-- Begin --

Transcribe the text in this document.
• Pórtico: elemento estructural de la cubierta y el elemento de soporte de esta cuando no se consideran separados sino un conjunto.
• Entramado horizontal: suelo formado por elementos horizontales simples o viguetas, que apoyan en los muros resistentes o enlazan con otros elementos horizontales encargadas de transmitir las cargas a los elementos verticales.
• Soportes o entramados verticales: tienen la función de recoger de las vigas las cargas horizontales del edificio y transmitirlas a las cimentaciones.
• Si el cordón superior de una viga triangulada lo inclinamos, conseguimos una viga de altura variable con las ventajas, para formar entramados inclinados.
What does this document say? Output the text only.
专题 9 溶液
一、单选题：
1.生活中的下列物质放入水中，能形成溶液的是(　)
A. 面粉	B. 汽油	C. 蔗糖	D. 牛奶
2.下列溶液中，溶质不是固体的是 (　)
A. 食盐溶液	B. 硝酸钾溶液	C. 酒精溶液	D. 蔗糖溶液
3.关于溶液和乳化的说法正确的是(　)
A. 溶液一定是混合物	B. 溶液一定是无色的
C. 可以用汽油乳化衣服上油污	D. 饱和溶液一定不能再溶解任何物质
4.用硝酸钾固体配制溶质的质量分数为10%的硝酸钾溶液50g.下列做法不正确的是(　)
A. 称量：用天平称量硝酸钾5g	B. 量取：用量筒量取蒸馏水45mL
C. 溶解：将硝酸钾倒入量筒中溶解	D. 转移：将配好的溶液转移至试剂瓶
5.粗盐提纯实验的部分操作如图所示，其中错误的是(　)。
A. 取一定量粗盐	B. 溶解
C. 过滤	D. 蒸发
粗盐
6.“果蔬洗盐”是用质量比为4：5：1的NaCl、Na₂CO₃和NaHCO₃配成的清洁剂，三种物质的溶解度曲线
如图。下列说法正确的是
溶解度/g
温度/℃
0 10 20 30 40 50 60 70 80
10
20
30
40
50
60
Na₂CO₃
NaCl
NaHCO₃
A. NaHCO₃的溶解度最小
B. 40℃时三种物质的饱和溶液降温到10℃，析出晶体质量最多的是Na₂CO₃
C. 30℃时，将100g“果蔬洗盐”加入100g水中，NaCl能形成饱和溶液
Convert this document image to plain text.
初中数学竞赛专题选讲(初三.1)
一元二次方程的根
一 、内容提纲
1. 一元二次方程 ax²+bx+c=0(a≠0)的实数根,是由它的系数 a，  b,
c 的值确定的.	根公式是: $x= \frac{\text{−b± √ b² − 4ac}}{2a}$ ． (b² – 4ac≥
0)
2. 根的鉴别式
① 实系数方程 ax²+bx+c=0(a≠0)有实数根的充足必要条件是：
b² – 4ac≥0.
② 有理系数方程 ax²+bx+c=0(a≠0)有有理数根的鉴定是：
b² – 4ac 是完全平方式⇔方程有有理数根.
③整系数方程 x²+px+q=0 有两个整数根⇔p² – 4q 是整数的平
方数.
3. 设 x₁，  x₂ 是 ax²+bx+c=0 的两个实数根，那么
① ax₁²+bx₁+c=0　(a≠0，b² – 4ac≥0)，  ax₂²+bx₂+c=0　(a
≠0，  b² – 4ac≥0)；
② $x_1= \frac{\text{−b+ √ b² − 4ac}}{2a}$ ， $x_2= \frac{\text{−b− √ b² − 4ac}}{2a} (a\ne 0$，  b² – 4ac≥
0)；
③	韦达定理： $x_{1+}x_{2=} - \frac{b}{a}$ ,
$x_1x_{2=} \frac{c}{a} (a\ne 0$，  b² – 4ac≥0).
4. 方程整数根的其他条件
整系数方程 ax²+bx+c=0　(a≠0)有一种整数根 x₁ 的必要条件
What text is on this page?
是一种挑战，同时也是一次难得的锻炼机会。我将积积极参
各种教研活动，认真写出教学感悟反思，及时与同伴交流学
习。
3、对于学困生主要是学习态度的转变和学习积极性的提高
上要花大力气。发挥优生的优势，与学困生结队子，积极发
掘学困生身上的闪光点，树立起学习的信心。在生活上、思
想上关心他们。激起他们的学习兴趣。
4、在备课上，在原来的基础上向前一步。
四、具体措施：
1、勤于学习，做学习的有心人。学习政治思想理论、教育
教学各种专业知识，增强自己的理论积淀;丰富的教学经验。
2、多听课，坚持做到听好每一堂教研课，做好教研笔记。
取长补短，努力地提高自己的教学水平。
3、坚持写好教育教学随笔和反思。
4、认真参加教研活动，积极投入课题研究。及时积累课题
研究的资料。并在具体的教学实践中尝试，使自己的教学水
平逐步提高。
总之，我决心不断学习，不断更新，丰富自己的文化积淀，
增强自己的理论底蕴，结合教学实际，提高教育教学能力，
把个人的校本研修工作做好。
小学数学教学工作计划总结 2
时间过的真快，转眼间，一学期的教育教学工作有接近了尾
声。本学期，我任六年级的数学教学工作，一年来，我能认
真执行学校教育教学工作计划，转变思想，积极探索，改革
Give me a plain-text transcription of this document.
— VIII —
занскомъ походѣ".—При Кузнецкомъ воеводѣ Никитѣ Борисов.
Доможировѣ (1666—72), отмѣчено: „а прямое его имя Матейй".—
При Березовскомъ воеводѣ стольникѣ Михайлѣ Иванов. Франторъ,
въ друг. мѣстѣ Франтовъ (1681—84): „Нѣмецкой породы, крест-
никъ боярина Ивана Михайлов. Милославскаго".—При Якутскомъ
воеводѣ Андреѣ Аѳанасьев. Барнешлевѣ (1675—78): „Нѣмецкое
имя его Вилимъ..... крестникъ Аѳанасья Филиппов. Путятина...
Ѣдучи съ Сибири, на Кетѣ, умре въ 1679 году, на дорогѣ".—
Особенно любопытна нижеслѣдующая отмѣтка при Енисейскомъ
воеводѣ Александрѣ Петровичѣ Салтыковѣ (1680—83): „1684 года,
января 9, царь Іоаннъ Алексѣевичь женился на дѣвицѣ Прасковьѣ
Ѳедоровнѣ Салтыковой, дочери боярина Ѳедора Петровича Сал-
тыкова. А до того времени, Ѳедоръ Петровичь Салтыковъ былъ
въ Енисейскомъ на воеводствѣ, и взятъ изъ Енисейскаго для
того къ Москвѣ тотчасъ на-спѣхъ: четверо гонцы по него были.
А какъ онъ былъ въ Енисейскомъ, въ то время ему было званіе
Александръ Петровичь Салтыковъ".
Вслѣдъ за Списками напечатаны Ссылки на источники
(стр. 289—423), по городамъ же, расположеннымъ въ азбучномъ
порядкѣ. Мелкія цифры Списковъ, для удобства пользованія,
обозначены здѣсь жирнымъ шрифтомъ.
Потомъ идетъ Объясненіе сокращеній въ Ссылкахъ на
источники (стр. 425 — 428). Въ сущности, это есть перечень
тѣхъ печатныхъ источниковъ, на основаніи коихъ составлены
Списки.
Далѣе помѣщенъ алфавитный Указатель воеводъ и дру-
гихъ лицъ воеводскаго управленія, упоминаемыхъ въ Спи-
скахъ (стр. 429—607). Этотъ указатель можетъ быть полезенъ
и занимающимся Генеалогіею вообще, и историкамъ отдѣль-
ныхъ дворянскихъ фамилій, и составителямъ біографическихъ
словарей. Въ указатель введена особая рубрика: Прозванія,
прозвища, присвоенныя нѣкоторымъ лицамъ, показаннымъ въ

-- End --

§ Directions for this task:
Restate the data above word for word.

§ Output for this exercise:
Transcribe the text in this document.
• Pórtico: elemento estructural de la cubierta y el elemento de soporte de esta cuando no se consideran separados sino un conjunto.
• Entramado horizontal: suelo formado por elementos horizontales simples o viguetas, que apoyan en los muros resistentes o enlazan con otros elementos horizontales encargadas de transmitir las cargas a los elementos verticales.
• Soportes o entramados verticales: tienen la función de recoger de las vigas las cargas horizontales del edificio y transmitirlas a las cimentaciones.
• Si el cordón superior de una viga triangulada lo inclinamos, conseguimos una viga de altura variable con las ventajas, para formar entramados inclinados.
What does this document say? Output the text only.
专题 9 溶液
一、单选题：
1.生活中的下列物质放入水中，能形成溶液的是(　)
A. 面粉	B. 汽油	C. 蔗糖	D. 牛奶
2.下列溶液中，溶质不是固体的是 (　)
A. 食盐溶液	B. 硝酸钾溶液	C. 酒精溶液	D. 蔗糖溶液
3.关于溶液和乳化的说法正确的是(　)
A. 溶液一定是混合物	B. 溶液一定是无色的
C. 可以用汽油乳化衣服上油污	D. 饱和溶液一定不能再溶解任何物质
4.用硝酸钾固体配制溶质的质量分数为10%的硝酸钾溶液50g.下列做法不正确的是(　)
A. 称量：用天平称量硝酸钾5g	B. 量取：用量筒量取蒸馏水45mL
C. 溶解：将硝酸钾倒入量筒中溶解	D. 转移：将配好的溶液转移至试剂瓶
5.粗盐提纯实验的部分操作如图所示，其中错误的是(　)。
A. 取一定量粗盐	B. 溶解
C. 过滤	D. 蒸发
粗盐
6.“果蔬洗盐”是用质量比为4：5：1的NaCl、Na₂CO₃和NaHCO₃配成的清洁剂，三种物质的溶解度曲线
如图。下列说法正确的是
溶解度/g
温度/℃
0 10 20 30 40 50 60 70 80
10
20
30
40
50
60
Na₂CO₃
NaCl
NaHCO₃
A. NaHCO₃的溶解度最小
B. 40℃时三种物质的饱和溶液降温到10℃，析出晶体质量最多的是Na₂CO₃
C. 30℃时，将100g“果蔬洗盐”加入100g水中，NaCl能形成饱和溶液
Convert this document image to plain text.
初中数学竞赛专题选讲(初三.1)
一元二次方程的根
一 、内容提纲
1. 一元二次方程 ax²+bx+c=0(a≠0)的实数根,是由它的系数 a，  b,
c 的值确定的.	根公式是: $x= \frac{\text{−b± √ b² − 4ac}}{2a}$ ． (b² – 4ac≥
0)
2. 根的鉴别式
① 实系数方程 ax²+bx+c=0(a≠0)有实数根的充足必要条件是：
b² – 4ac≥0.
② 有理系数方程 ax²+bx+c=0(a≠0)有有理数根的鉴定是：
b² – 4ac 是完全平方式⇔方程有有理数根.
③整系数方程 x²+px+q=0 有两个整数根⇔p² – 4q 是整数的平
方数.
3. 设 x₁，  x₂ 是 ax²+bx+c=0 的两个实数根，那么
① ax₁²+bx₁+c=0　(a≠0，b² – 4ac≥0)，  ax₂²+bx₂+c=0　(a
≠0，  b² – 4ac≥0)；
② $x_1= \frac{\text{−b+ √ b² − 4ac}}{2a}$ ， $x_2= \frac{\text{−b− √ b² − 4ac}}{2a} (a\ne 0$，  b² – 4ac≥
0)；
③	韦达定理： $x_{1+}x_{2=} - \frac{b}{a}$ ,
$x_1x_{2=} \frac{c}{a} (a\ne 0$，  b² – 4ac≥0).
4. 方程整数根的其他条件
整系数方程 ax²+bx+c=0　(a≠0)有一种整数根 x₁ 的必要条件
What text is on this page?
是一种挑战，同时也是一次难得的锻炼机会。我将积积极参
各种教研活动，认真写出教学感悟反思，及时与同伴交流学
习。
3、对于学困生主要是学习态度的转变和学习积极性的提高
上要花大力气。发挥优生的优势，与学困生结队子，积极发
掘学困生身上的闪光点，树立起学习的信心。在生活上、思
想上关心他们。激起他们的学习兴趣。
4、在备课上，在原来的基础上向前一步。
四、具体措施：
1、勤于学习，做学习的有心人。学习政治思想理论、教育
教学各种专业知识，增强自己的理论积淀;丰富的教学经验。
2、多听课，坚持做到听好每一堂教研课，做好教研笔记。
取长补短，努力地提高自己的教学水平。
3、坚持写好教育教学随笔和反思。
4、认真参加教研活动，积极投入课题研究。及时积累课题
研究的资料。并在具体的教学实践中尝试，使自己的教学水
平逐步提高。
总之，我决心不断学习，不断更新，丰富自己的文化积淀，
增强自己的理论底蕴，结合教学实际，提高教育教学能力，
把个人的校本研修工作做好。
小学数学教学工作计划总结 2
时间过的真快，转眼间，一学期的教育教学工作有接近了尾
声。本学期，我任六年级的数学教学工作，一年来，我能认
真执行学校教育教学工作计划，转变思想，积极探索，改革
Give me a plain-text transcription of this document.
— VIII —
занскомъ походѣ".—При Кузнецкомъ воеводѣ Никитѣ Борисов.
Доможировѣ (1666—72), отмѣчено: „а прямое его имя Матейй".—
При Березовскомъ воеводѣ стольникѣ Михайлѣ Иванов. Франторъ,
въ друг. мѣстѣ Франтовъ (1681—84): „Нѣмецкой породы, крест-
никъ боярина Ивана Михайлов. Милославскаго".—При Якутскомъ
воеводѣ Андреѣ Аѳанасьев. Барнешлевѣ (1675—78): „Нѣмецкое
имя его Вилимъ..... крестникъ Аѳанасья Филиппов. Путятина...
Ѣдучи съ Сибири, на Кетѣ, умре въ 1679 году, на дорогѣ".—
Особенно любопытна нижеслѣдующая отмѣтка при Енисейскомъ
воеводѣ Александрѣ Петровичѣ Салтыковѣ (1680—83): „1684 года,
января 9, царь Іоаннъ Алексѣевичь женился на дѣвицѣ Прасковьѣ
Ѳедоровнѣ Салтыковой, дочери боярина Ѳедора Петровича Сал-
тыкова. А до того времени, Ѳедоръ Петровичь Салтыковъ былъ
въ Енисейскомъ на воеводствѣ, и взятъ изъ Енисейскаго для
того къ Москвѣ тотчасъ на-спѣхъ: четверо гонцы по него были.
А какъ онъ былъ въ Енисейскомъ, въ то время ему было званіе
Александръ Петровичь Салтыковъ".
Вслѣдъ за Списками напечатаны Ссылки на источники
(стр. 289—423), по городамъ же, расположеннымъ въ азбучномъ
порядкѣ. Мелкія цифры Списковъ, для удобства пользованія,
обозначены здѣсь жирнымъ шрифтомъ.
Потомъ идетъ Объясненіе сокращеній въ Ссылкахъ на
источники (стр. 425 — 428). Въ сущности, это есть перечень
тѣхъ печатныхъ источниковъ, на основаніи коихъ составлены
Списки.
Далѣе помѣщенъ алфавитный Указатель воеводъ и дру-
гихъ лицъ воеводскаго управленія, упоминаемыхъ въ Спи-
скахъ (стр. 429—607). Этотъ указатель можетъ быть полезенъ
и занимающимся Генеалогіею вообще, и историкамъ отдѣль-
ныхъ дворянскихъ фамилій, и составителямъ біографическихъ
словарей. Въ указатель введена особая рубрика: Прозванія,
прозвища, присвоенныя нѣкоторымъ лицамъ, показаннымъ въ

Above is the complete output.